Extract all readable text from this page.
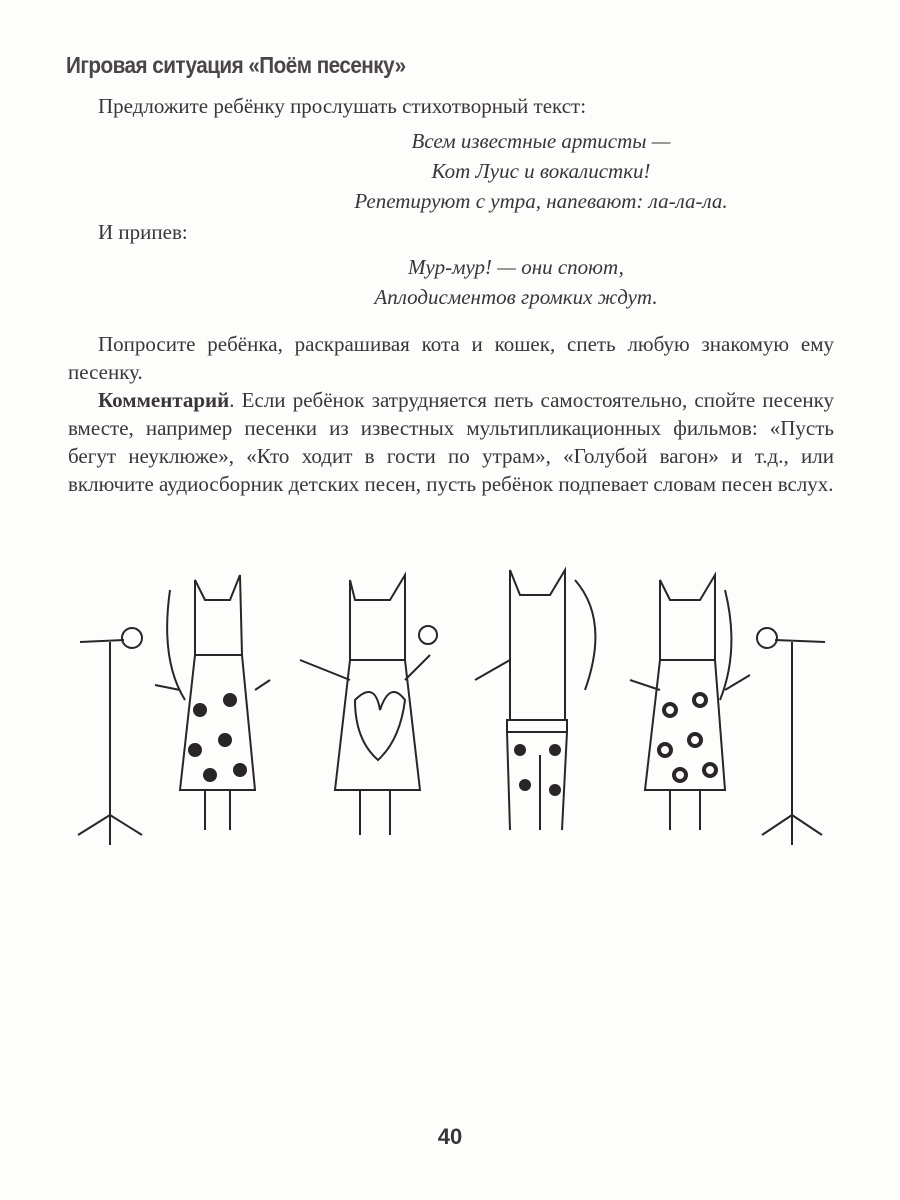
Игровая ситуация «Поём песенку»

Предложите ребёнку прослушать стихотворный текст:

Всем известные артисты —
Кот Луис и вокалистки!
Репетируют с утра, напевают: ла-ла-ла.

И припев:

Мур-мур! — они споют,
Аплодисментов громких ждут.

Попросите ребёнка, раскрашивая кота и кошек, спеть любую знакомую ему песенку.

Комментарий. Если ребёнок затрудняется петь самостоятельно, спойте песенку вместе, например песенки из известных мультипликационных фильмов: «Пусть бегут неуклюже», «Кто ходит в гости по утрам», «Голубой вагон» и т.д., или включите аудиосборник детских песен, пусть ребёнок подпевает словам песен вслух.

40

_____

### Description of the task
Output the lines above in full and exactly as given, omitting any pictures.

### Reply
Extract all readable text from this page.
Игровая ситуация «Поём песенку»

Предложите ребёнку прослушать стихотворный текст:

Всем известные артисты —
Кот Луис и вокалистки!
Репетируют с утра, напевают: ла-ла-ла.

И припев:

Мур-мур! — они споют,
Аплодисментов громких ждут.

Попросите ребёнка, раскрашивая кота и кошек, спеть любую знакомую ему песенку.

Комментарий. Если ребёнок затрудняется петь самостоятельно, спойте песенку вместе, например песенки из известных мультипликационных фильмов: «Пусть бегут неуклюже», «Кто ходит в гости по утрам», «Голубой вагон» и т.д., или включите аудиосборник детских песен, пусть ребёнок подпевает словам песен вслух.

40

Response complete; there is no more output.